Written task: Below are entries to be transcribed exactly; exclude the pictures from the copy.

Data section:
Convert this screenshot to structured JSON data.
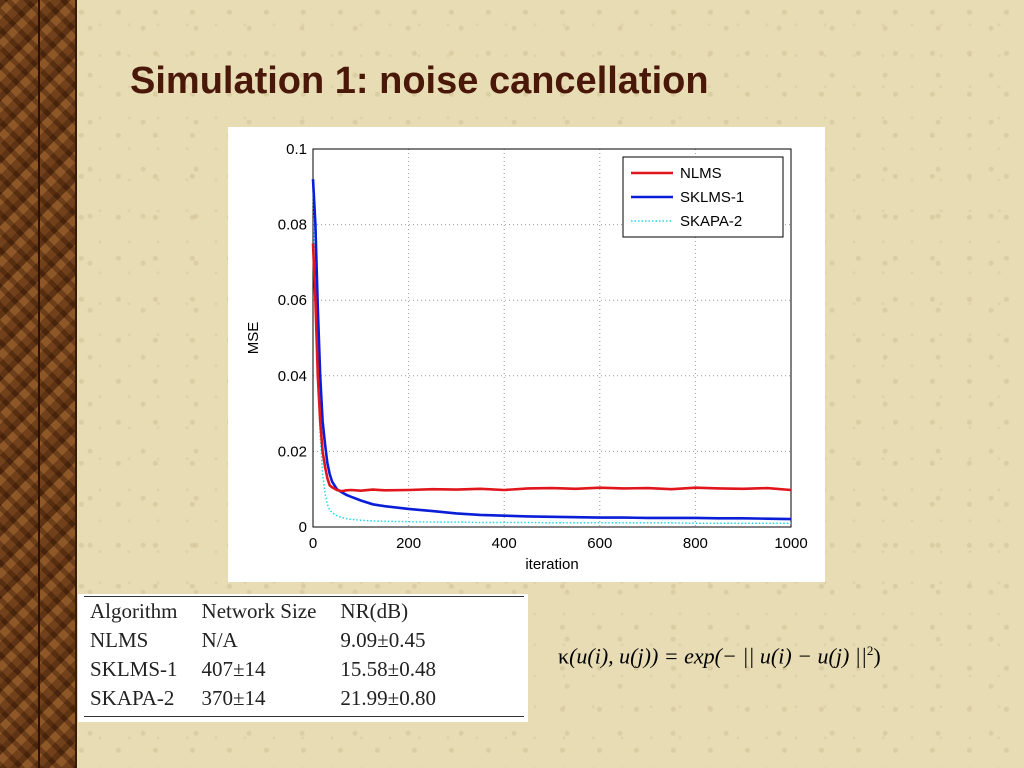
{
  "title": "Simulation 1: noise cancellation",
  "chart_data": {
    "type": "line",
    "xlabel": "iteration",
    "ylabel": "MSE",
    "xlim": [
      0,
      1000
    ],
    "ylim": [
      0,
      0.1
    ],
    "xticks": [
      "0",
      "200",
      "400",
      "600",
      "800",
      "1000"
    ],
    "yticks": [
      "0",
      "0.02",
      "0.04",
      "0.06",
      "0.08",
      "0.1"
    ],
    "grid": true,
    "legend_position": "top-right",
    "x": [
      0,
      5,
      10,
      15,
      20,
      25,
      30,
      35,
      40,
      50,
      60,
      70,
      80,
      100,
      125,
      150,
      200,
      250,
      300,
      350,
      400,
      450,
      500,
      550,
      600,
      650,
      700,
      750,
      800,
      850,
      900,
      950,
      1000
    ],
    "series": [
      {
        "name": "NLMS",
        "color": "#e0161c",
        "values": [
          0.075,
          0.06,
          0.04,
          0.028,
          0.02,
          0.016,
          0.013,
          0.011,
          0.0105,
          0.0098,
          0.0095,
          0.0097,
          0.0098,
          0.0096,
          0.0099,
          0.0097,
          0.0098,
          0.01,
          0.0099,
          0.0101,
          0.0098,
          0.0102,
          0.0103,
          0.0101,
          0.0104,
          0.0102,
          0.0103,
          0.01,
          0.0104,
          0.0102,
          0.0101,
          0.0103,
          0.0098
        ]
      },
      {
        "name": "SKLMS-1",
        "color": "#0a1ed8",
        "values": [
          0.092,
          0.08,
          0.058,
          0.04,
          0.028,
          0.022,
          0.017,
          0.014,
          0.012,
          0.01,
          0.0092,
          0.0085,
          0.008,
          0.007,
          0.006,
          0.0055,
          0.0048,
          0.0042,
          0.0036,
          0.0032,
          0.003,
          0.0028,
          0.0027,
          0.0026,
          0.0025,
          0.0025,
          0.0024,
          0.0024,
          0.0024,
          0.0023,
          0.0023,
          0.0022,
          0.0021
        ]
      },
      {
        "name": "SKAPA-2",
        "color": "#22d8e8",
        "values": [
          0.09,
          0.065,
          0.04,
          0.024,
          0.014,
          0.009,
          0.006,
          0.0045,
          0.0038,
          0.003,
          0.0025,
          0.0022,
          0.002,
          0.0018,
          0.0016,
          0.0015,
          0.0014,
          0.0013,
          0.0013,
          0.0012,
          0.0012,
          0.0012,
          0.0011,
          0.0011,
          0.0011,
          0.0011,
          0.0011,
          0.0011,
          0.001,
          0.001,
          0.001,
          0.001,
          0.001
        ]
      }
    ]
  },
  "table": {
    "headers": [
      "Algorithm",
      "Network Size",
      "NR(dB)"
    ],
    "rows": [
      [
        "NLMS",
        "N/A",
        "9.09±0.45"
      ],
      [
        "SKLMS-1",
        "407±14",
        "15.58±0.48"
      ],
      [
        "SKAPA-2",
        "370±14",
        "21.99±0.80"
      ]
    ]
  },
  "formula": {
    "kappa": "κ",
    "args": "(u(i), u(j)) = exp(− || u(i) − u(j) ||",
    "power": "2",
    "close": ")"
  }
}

Answer to this exercise:
Convert this screenshot to structured JSON data.
{
  "title": "Simulation 1: noise cancellation",
  "chart_data": {
    "type": "line",
    "xlabel": "iteration",
    "ylabel": "MSE",
    "xlim": [
      0,
      1000
    ],
    "ylim": [
      0,
      0.1
    ],
    "xticks": [
      "0",
      "200",
      "400",
      "600",
      "800",
      "1000"
    ],
    "yticks": [
      "0",
      "0.02",
      "0.04",
      "0.06",
      "0.08",
      "0.1"
    ],
    "grid": true,
    "legend_position": "top-right",
    "x": [
      0,
      5,
      10,
      15,
      20,
      25,
      30,
      35,
      40,
      50,
      60,
      70,
      80,
      100,
      125,
      150,
      200,
      250,
      300,
      350,
      400,
      450,
      500,
      550,
      600,
      650,
      700,
      750,
      800,
      850,
      900,
      950,
      1000
    ],
    "series": [
      {
        "name": "NLMS",
        "color": "#e0161c",
        "values": [
          0.075,
          0.06,
          0.04,
          0.028,
          0.02,
          0.016,
          0.013,
          0.011,
          0.0105,
          0.0098,
          0.0095,
          0.0097,
          0.0098,
          0.0096,
          0.0099,
          0.0097,
          0.0098,
          0.01,
          0.0099,
          0.0101,
          0.0098,
          0.0102,
          0.0103,
          0.0101,
          0.0104,
          0.0102,
          0.0103,
          0.01,
          0.0104,
          0.0102,
          0.0101,
          0.0103,
          0.0098
        ]
      },
      {
        "name": "SKLMS-1",
        "color": "#0a1ed8",
        "values": [
          0.092,
          0.08,
          0.058,
          0.04,
          0.028,
          0.022,
          0.017,
          0.014,
          0.012,
          0.01,
          0.0092,
          0.0085,
          0.008,
          0.007,
          0.006,
          0.0055,
          0.0048,
          0.0042,
          0.0036,
          0.0032,
          0.003,
          0.0028,
          0.0027,
          0.0026,
          0.0025,
          0.0025,
          0.0024,
          0.0024,
          0.0024,
          0.0023,
          0.0023,
          0.0022,
          0.0021
        ]
      },
      {
        "name": "SKAPA-2",
        "color": "#22d8e8",
        "values": [
          0.09,
          0.065,
          0.04,
          0.024,
          0.014,
          0.009,
          0.006,
          0.0045,
          0.0038,
          0.003,
          0.0025,
          0.0022,
          0.002,
          0.0018,
          0.0016,
          0.0015,
          0.0014,
          0.0013,
          0.0013,
          0.0012,
          0.0012,
          0.0012,
          0.0011,
          0.0011,
          0.0011,
          0.0011,
          0.0011,
          0.0011,
          0.001,
          0.001,
          0.001,
          0.001,
          0.001
        ]
      }
    ]
  },
  "table": {
    "headers": [
      "Algorithm",
      "Network Size",
      "NR(dB)"
    ],
    "rows": [
      [
        "NLMS",
        "N/A",
        "9.09±0.45"
      ],
      [
        "SKLMS-1",
        "407±14",
        "15.58±0.48"
      ],
      [
        "SKAPA-2",
        "370±14",
        "21.99±0.80"
      ]
    ]
  },
  "formula": {
    "kappa": "κ",
    "args": "(u(i), u(j)) = exp(− || u(i) − u(j) ||",
    "power": "2",
    "close": ")"
  }
}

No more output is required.